**RAW DATA:**
--- BEGIN ---
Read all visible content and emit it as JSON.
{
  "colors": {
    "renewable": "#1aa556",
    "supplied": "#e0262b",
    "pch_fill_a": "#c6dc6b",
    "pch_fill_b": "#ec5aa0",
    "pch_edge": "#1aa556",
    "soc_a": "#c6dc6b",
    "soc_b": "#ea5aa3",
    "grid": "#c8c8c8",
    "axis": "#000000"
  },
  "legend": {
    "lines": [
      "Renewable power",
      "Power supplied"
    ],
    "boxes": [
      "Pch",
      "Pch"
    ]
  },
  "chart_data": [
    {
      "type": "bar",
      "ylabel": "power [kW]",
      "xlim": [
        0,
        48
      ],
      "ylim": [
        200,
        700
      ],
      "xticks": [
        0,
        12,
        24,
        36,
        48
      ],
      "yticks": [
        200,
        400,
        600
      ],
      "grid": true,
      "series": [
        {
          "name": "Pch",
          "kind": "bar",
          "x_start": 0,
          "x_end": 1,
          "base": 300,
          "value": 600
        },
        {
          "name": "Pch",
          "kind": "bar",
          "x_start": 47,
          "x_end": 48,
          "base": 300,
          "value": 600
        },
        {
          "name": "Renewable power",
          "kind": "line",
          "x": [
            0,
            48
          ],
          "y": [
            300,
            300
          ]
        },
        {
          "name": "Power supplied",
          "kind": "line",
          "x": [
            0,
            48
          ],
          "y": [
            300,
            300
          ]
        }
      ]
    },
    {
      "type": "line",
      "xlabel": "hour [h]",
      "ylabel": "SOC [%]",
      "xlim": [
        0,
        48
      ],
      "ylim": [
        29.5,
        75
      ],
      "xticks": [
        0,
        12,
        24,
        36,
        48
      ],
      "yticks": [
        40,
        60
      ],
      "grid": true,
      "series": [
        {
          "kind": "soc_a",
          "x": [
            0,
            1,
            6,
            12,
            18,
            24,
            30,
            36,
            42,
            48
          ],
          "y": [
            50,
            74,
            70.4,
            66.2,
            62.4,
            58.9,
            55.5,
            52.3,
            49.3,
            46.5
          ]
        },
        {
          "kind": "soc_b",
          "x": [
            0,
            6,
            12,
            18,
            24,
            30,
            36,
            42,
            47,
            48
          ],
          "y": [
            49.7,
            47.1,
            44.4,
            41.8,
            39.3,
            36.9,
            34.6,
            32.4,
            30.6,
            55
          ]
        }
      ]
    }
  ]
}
--- END ---
**WORK REQUIRED:**
Print the material once more, exactly.

**TASK RESPONSE:**
Read all visible content and emit it as JSON.
{
  "colors": {
    "renewable": "#1aa556",
    "supplied": "#e0262b",
    "pch_fill_a": "#c6dc6b",
    "pch_fill_b": "#ec5aa0",
    "pch_edge": "#1aa556",
    "soc_a": "#c6dc6b",
    "soc_b": "#ea5aa3",
    "grid": "#c8c8c8",
    "axis": "#000000"
  },
  "legend": {
    "lines": [
      "Renewable power",
      "Power supplied"
    ],
    "boxes": [
      "Pch",
      "Pch"
    ]
  },
  "chart_data": [
    {
      "type": "bar",
      "ylabel": "power [kW]",
      "xlim": [
        0,
        48
      ],
      "ylim": [
        200,
        700
      ],
      "xticks": [
        0,
        12,
        24,
        36,
        48
      ],
      "yticks": [
        200,
        400,
        600
      ],
      "grid": true,
      "series": [
        {
          "name": "Pch",
          "kind": "bar",
          "x_start": 0,
          "x_end": 1,
          "base": 300,
          "value": 600
        },
        {
          "name": "Pch",
          "kind": "bar",
          "x_start": 47,
          "x_end": 48,
          "base": 300,
          "value": 600
        },
        {
          "name": "Renewable power",
          "kind": "line",
          "x": [
            0,
            48
          ],
          "y": [
            300,
            300
          ]
        },
        {
          "name": "Power supplied",
          "kind": "line",
          "x": [
            0,
            48
          ],
          "y": [
            300,
            300
          ]
        }
      ]
    },
    {
      "type": "line",
      "xlabel": "hour [h]",
      "ylabel": "SOC [%]",
      "xlim": [
        0,
        48
      ],
      "ylim": [
        29.5,
        75
      ],
      "xticks": [
        0,
        12,
        24,
        36,
        48
      ],
      "yticks": [
        40,
        60
      ],
      "grid": true,
      "series": [
        {
          "kind": "soc_a",
          "x": [
            0,
            1,
            6,
            12,
            18,
            24,
            30,
            36,
            42,
            48
          ],
          "y": [
            50,
            74,
            70.4,
            66.2,
            62.4,
            58.9,
            55.5,
            52.3,
            49.3,
            46.5
          ]
        },
        {
          "kind": "soc_b",
          "x": [
            0,
            6,
            12,
            18,
            24,
            30,
            36,
            42,
            47,
            48
          ],
          "y": [
            49.7,
            47.1,
            44.4,
            41.8,
            39.3,
            36.9,
            34.6,
            32.4,
            30.6,
            55
          ]
        }
      ]
    }
  ]
}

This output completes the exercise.